** begin AVAILABLE DATA **
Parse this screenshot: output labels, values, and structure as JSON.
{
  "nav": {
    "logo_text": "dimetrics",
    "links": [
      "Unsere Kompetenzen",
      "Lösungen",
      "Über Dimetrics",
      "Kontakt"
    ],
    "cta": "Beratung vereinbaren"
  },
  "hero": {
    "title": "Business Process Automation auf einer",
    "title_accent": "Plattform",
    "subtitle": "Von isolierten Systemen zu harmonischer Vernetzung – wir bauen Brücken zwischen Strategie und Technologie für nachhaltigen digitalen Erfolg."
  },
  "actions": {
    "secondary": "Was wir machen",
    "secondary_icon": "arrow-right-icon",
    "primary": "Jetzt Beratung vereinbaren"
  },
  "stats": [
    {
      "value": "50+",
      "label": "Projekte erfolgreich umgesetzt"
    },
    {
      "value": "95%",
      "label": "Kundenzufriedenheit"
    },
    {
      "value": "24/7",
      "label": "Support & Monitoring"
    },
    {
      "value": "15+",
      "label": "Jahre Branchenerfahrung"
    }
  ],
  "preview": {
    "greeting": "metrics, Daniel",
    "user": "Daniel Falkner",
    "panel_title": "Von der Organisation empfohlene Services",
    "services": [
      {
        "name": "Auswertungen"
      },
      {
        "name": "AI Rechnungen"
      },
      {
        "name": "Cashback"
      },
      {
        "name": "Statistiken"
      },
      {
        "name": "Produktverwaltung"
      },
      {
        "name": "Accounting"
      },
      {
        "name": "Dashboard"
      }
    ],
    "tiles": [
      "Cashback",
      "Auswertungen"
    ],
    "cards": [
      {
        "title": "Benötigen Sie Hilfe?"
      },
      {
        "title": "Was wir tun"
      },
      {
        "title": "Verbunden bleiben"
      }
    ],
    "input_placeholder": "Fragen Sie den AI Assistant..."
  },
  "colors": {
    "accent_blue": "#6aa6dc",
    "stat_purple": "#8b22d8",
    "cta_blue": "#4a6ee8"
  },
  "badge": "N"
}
** end AVAILABLE DATA **
**EXERCISE TASK:** Only lines that contain the word "vereinbaren" are wanted; copy each of them.

**ANSWER TO THIS EXERCISE:**
    "cta": "Beratung vereinbaren"
    "primary": "Jetzt Beratung vereinbaren"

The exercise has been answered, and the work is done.